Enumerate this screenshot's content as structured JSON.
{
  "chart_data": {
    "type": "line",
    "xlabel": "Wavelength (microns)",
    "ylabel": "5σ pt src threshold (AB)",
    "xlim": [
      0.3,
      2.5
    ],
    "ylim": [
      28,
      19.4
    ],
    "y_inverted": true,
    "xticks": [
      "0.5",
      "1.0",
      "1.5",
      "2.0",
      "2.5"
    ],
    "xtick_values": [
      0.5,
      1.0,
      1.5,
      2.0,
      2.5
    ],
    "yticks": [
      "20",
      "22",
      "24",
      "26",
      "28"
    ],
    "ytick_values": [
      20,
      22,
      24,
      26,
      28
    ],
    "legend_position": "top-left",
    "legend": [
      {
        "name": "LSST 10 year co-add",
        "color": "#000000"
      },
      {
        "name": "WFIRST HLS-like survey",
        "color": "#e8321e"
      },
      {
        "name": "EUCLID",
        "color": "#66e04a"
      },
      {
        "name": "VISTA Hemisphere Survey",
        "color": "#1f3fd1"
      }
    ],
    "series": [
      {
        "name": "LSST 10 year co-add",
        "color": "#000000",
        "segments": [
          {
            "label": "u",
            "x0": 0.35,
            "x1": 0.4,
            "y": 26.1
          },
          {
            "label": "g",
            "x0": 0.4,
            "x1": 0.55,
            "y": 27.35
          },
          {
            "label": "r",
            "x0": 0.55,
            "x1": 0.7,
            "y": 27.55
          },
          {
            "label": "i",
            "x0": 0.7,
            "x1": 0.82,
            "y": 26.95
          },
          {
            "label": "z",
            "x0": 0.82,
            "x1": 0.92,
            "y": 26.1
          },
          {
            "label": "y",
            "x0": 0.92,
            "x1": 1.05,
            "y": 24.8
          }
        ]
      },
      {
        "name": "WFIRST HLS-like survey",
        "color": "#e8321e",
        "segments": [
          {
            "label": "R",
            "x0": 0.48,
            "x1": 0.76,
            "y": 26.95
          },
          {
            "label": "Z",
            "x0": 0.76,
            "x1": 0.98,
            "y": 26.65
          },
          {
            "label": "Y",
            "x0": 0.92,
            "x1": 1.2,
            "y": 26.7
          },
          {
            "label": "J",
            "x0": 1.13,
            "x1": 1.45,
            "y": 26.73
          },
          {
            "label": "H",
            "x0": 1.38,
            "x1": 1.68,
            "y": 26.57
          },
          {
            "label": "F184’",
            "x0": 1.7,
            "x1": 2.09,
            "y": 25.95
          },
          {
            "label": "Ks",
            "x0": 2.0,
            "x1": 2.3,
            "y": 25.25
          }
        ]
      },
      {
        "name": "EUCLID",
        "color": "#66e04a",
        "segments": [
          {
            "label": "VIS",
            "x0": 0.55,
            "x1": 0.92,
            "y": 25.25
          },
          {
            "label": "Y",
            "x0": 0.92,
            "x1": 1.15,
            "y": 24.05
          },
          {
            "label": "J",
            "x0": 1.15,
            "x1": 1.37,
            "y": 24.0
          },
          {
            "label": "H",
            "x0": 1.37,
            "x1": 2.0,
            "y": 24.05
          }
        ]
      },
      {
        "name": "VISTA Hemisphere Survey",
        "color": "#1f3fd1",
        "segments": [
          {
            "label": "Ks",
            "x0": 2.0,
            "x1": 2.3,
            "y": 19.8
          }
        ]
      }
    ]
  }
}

· · · · ·

Task description -
Retype the whole listing, matching it exactly.

Result for this task -
Enumerate this screenshot's content as structured JSON.
{
  "chart_data": {
    "type": "line",
    "xlabel": "Wavelength (microns)",
    "ylabel": "5σ pt src threshold (AB)",
    "xlim": [
      0.3,
      2.5
    ],
    "ylim": [
      28,
      19.4
    ],
    "y_inverted": true,
    "xticks": [
      "0.5",
      "1.0",
      "1.5",
      "2.0",
      "2.5"
    ],
    "xtick_values": [
      0.5,
      1.0,
      1.5,
      2.0,
      2.5
    ],
    "yticks": [
      "20",
      "22",
      "24",
      "26",
      "28"
    ],
    "ytick_values": [
      20,
      22,
      24,
      26,
      28
    ],
    "legend_position": "top-left",
    "legend": [
      {
        "name": "LSST 10 year co-add",
        "color": "#000000"
      },
      {
        "name": "WFIRST HLS-like survey",
        "color": "#e8321e"
      },
      {
        "name": "EUCLID",
        "color": "#66e04a"
      },
      {
        "name": "VISTA Hemisphere Survey",
        "color": "#1f3fd1"
      }
    ],
    "series": [
      {
        "name": "LSST 10 year co-add",
        "color": "#000000",
        "segments": [
          {
            "label": "u",
            "x0": 0.35,
            "x1": 0.4,
            "y": 26.1
          },
          {
            "label": "g",
            "x0": 0.4,
            "x1": 0.55,
            "y": 27.35
          },
          {
            "label": "r",
            "x0": 0.55,
            "x1": 0.7,
            "y": 27.55
          },
          {
            "label": "i",
            "x0": 0.7,
            "x1": 0.82,
            "y": 26.95
          },
          {
            "label": "z",
            "x0": 0.82,
            "x1": 0.92,
            "y": 26.1
          },
          {
            "label": "y",
            "x0": 0.92,
            "x1": 1.05,
            "y": 24.8
          }
        ]
      },
      {
        "name": "WFIRST HLS-like survey",
        "color": "#e8321e",
        "segments": [
          {
            "label": "R",
            "x0": 0.48,
            "x1": 0.76,
            "y": 26.95
          },
          {
            "label": "Z",
            "x0": 0.76,
            "x1": 0.98,
            "y": 26.65
          },
          {
            "label": "Y",
            "x0": 0.92,
            "x1": 1.2,
            "y": 26.7
          },
          {
            "label": "J",
            "x0": 1.13,
            "x1": 1.45,
            "y": 26.73
          },
          {
            "label": "H",
            "x0": 1.38,
            "x1": 1.68,
            "y": 26.57
          },
          {
            "label": "F184’",
            "x0": 1.7,
            "x1": 2.09,
            "y": 25.95
          },
          {
            "label": "Ks",
            "x0": 2.0,
            "x1": 2.3,
            "y": 25.25
          }
        ]
      },
      {
        "name": "EUCLID",
        "color": "#66e04a",
        "segments": [
          {
            "label": "VIS",
            "x0": 0.55,
            "x1": 0.92,
            "y": 25.25
          },
          {
            "label": "Y",
            "x0": 0.92,
            "x1": 1.15,
            "y": 24.05
          },
          {
            "label": "J",
            "x0": 1.15,
            "x1": 1.37,
            "y": 24.0
          },
          {
            "label": "H",
            "x0": 1.37,
            "x1": 2.0,
            "y": 24.05
          }
        ]
      },
      {
        "name": "VISTA Hemisphere Survey",
        "color": "#1f3fd1",
        "segments": [
          {
            "label": "Ks",
            "x0": 2.0,
            "x1": 2.3,
            "y": 19.8
          }
        ]
      }
    ]
  }
}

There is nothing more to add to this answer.